提供された抜粋:

┌──

新型コロナウイルス感染拡大を抑制するとともに、コロナ禍からの復興、持続的な経済成長を実現するためには、日本としてこれまで取り組んできた以下の4つの政策課題が一層重要になります。これらの分野においてADBが取組みを継続・強化していかれることを期待します。

(1)保健
 日本はかねてより保健を優先課題として取り上げ、ADBを始めとする国際社会とともに途上国におけるユニバーサル・ヘルス・カバレッジ(UHC)を推進してきました。将来の健康危機への予防・備え、対応の強化と、それに資するUHCの推進は、途上国における保健システム強化のみならず、持続可能な経済成長を確保するために重要です。日本は、これらの分野で引き続きADBが主導的な役割を果たすことを期待します。

(2)教育
 COVID-19を要因とする学校の閉鎖により、世界中で多くの生徒たちが影響を受けました。学校の閉鎖中には教育の継続性を維持するために遠隔教育が取り入れられましたが、アジア・太平洋地域ではインターネットの普及が十分でない地域も多く、貧困層の子供達が教育システムから離脱する事態も見受けられました。
 質の高い教育に支えられた人的資本の強化は持続的な経済発展のために欠かせない要素であり、日本は、ADBによる公正な教育機会と質の高い教育の拡充に向けた取組の推進を、日本信託基金を通じて支援してまいります。

└──

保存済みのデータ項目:
┌──

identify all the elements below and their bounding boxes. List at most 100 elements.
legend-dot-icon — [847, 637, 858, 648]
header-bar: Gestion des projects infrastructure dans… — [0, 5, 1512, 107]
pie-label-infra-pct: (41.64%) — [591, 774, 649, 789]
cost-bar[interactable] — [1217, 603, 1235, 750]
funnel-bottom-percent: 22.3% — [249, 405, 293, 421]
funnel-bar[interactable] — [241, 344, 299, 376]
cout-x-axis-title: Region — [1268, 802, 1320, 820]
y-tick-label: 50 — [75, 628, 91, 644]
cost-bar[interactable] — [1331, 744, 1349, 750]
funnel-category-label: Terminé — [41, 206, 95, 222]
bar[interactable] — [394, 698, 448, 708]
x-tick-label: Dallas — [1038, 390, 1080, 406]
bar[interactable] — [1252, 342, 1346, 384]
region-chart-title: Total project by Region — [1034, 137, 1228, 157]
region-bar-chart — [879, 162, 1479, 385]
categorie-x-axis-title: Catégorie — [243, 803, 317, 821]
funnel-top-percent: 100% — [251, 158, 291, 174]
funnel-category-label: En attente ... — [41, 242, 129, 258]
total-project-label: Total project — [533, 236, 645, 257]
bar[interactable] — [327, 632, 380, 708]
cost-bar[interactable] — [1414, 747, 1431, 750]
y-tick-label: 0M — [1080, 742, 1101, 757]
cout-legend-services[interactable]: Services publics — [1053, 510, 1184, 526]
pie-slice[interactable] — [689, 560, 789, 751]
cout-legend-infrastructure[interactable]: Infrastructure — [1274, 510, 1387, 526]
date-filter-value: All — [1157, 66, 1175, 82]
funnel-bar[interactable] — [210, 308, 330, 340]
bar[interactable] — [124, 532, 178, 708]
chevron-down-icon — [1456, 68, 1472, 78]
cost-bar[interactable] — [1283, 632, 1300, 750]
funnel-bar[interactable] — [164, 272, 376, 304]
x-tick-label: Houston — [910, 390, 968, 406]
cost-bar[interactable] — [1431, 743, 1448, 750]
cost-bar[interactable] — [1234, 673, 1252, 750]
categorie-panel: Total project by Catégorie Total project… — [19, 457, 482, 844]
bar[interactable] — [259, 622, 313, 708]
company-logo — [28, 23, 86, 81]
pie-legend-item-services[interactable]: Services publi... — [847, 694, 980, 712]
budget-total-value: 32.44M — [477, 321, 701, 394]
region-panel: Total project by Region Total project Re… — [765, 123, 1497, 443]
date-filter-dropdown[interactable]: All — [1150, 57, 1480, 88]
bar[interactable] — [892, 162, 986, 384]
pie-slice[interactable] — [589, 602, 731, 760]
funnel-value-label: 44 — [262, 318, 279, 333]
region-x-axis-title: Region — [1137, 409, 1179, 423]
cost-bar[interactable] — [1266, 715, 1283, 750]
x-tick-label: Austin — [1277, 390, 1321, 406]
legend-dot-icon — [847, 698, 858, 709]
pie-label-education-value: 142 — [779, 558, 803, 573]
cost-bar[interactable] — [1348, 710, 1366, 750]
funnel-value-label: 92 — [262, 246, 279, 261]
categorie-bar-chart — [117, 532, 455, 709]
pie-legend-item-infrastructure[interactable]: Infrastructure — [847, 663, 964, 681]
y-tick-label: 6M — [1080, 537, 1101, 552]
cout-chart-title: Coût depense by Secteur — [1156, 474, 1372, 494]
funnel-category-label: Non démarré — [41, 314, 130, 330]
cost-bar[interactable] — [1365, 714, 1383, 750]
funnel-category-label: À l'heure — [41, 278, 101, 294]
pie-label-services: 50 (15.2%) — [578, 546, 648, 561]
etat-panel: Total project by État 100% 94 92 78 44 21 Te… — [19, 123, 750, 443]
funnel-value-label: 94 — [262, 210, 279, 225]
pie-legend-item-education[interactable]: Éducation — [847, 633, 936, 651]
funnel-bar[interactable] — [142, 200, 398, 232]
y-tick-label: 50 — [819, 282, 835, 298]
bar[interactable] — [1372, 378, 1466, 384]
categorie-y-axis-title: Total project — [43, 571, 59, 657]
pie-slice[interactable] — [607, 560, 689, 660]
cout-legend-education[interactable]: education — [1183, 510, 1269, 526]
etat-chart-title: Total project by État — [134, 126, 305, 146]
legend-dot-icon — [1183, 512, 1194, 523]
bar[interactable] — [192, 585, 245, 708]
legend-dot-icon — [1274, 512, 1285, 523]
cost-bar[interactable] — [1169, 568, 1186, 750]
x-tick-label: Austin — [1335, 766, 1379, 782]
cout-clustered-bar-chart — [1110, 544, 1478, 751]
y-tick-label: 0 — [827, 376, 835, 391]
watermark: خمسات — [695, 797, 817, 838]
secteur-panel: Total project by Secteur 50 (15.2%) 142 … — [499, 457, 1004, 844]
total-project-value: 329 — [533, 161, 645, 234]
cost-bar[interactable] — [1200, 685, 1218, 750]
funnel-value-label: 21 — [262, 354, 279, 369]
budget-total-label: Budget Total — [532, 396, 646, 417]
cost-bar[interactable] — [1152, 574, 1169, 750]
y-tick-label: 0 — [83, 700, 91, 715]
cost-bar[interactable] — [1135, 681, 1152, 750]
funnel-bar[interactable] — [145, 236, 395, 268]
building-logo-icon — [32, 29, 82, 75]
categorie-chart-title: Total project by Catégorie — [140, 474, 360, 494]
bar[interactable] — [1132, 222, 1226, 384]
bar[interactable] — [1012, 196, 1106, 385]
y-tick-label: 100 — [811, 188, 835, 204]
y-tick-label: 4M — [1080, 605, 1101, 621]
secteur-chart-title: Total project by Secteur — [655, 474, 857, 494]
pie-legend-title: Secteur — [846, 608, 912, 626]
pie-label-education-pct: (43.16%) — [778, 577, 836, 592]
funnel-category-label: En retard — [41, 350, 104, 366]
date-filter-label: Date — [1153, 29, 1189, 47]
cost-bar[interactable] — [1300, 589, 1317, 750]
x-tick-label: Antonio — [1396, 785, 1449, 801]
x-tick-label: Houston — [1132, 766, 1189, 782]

└──

やってみよう: ADBに期待する政策課題を述べた文章を、最後の文の後から書き進めてください。

この課題の解答:
(3)食料不安
 COVID-19によりアジア・太平洋地域の多くの人々が貧困への後戻りを余儀なくされ脆弱な状況に置かれている中、ロシアによるウクライナ侵略の影響が更なる追い打ちをかけており、石油・ガスや肥料価格の上昇、サプライチェーンの分断による食料価格高騰は特に社会的脆弱層に深刻な影響を与えています。
 この観点から、日本は足下の食料安全保障に対する危機に対応するため、ADBが景気循環対策支援ファシリティの強化を通じて、支援を必要とする途上国に対する迅速な資金提供を図っていることを高く評価します。食料不安を含む経済面のリスクに対処するため、ADBが引き続き途上国に対する積極的な支援を行うことを期待するとともに、日本としても、日本信託基金を通じて、かねてから重視してきた栄養不良対策を支援してまいります。

(4)気候変動
 気候変動への対応は、よりグリーンで豊かで包摂的な経済成長を促す上でのグローバルな課題です。エネルギー使用量の増加が気候変動に及ぼす影響に留意しつつ、アジア・太平洋地域において信頼性が高く全ての人々が手頃な価格でアクセスできるエネルギーを確保し、同時に脱炭素化に向けた公正な移行を後押しすることが重要です。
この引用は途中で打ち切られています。